Quoted text

Name me one single person whom NFL owners have ever opposed publicly becoming owners.  Ever.


----------



## Article 15

elvis3577 said:


> Toro said:
> 
> 
> 
> 
> 
> DiveCon said:
> 
> 
> 
> well, you really should know what the others say before you attribute that to them, dont ya think?
> 
> 
> 
> 
> I was exaggerating for effect, but...
> 
> a. Most of the owners are rich
> b. Most of the owners are Republicans
> c. Most of the owners don't want Rush Limbaugh
> 
> Click to expand...
> 
> 
> In the end, they will do whatever Jesse and al want.
Click to expand...


Jesse, Al, AND Rush are all a bunch of race baiting mother fuckers.  It's the same thing just a different style.


----------



## manifold

Intense said:


> Toro said:
> 
> 
> 
> 32 rich Republicans don't want Rush as part of their club.
> 
> That's all you need to know.
> 
> 
> 
> 
> 32 stupid rich republicans that should not have bothered him in the first place, spineless pricks.
Click to expand...


They didn't bother him.  In fact, they didn't even know he was part of one of the groups bidding until he violated the confidentiality agreement he signed and leaked the story.

It's pretty clear now that Rush did this purely for the publicitiy.  He may be a piece of shit, but he's a deviously clever piece of shit, I'll give him that.

Region annotation listing
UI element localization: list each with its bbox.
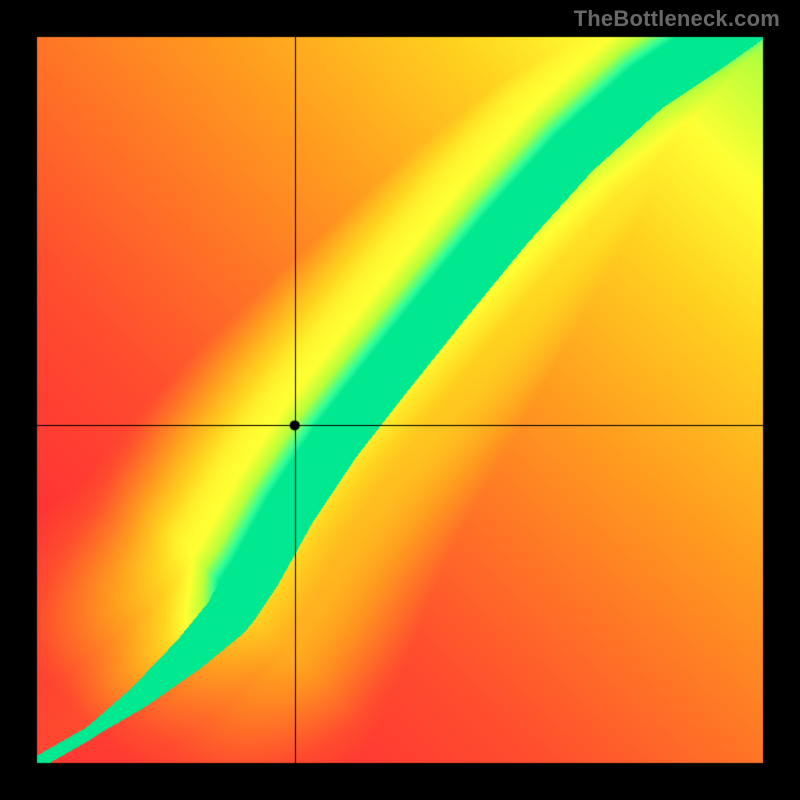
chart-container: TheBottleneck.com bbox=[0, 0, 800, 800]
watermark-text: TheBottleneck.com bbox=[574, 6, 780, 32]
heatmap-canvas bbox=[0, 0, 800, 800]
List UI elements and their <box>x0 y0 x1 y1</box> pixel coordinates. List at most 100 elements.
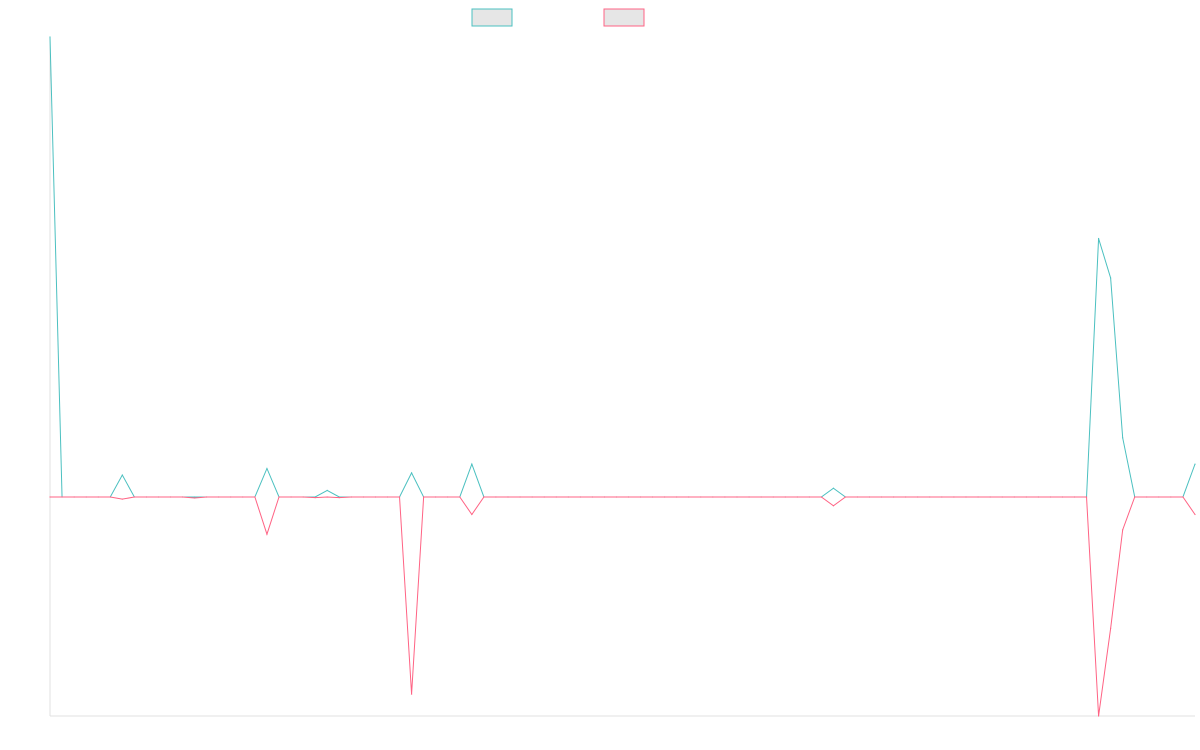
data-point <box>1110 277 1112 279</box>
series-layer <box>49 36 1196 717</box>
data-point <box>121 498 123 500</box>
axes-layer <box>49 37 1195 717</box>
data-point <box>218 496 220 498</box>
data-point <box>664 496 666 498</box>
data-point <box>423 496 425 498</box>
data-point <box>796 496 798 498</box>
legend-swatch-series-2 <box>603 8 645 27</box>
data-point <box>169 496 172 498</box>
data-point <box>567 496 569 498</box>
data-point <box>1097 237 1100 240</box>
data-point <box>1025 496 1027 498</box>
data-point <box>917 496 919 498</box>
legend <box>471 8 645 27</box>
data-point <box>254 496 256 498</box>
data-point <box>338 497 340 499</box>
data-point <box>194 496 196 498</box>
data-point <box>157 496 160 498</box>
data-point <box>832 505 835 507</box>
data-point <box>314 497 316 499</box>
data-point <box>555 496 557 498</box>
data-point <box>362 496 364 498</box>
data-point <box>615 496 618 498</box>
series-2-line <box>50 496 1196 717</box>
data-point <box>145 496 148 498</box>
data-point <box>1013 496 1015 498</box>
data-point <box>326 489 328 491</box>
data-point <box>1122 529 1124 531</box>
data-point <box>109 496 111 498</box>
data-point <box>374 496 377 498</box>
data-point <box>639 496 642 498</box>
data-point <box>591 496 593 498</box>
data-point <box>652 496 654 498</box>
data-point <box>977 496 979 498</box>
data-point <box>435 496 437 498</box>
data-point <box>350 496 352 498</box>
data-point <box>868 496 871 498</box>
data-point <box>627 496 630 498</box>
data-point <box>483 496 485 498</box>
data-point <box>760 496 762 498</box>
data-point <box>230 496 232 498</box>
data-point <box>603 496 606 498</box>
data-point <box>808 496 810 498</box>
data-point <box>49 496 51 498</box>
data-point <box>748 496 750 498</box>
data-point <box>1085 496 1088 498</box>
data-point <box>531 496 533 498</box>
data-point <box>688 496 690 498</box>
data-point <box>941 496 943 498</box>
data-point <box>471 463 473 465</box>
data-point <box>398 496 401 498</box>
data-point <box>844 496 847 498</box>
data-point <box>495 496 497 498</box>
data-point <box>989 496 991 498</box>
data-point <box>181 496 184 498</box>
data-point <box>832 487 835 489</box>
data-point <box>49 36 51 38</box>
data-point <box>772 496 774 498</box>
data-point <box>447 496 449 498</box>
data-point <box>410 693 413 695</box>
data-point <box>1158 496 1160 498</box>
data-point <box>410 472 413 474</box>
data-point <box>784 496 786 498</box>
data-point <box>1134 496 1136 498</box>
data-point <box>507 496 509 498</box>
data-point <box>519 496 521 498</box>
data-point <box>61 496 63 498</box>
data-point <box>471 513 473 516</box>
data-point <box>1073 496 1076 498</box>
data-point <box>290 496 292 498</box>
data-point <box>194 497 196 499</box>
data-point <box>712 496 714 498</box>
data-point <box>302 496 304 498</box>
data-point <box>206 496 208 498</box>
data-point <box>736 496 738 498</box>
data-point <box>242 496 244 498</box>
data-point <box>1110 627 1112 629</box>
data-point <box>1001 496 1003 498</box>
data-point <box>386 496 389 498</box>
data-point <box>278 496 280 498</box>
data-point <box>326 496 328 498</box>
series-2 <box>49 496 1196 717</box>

Challenge
In the forum thread about Rush Limbaugh and NFL ownership, what does the final post say led the owners to learn Rush was part of a bidding group? The listing has no connection to the forum thread about Rush Limbaugh and NFL ownership.

Result of this exercise
He violated the confidentiality agreement he signed and leaked the story.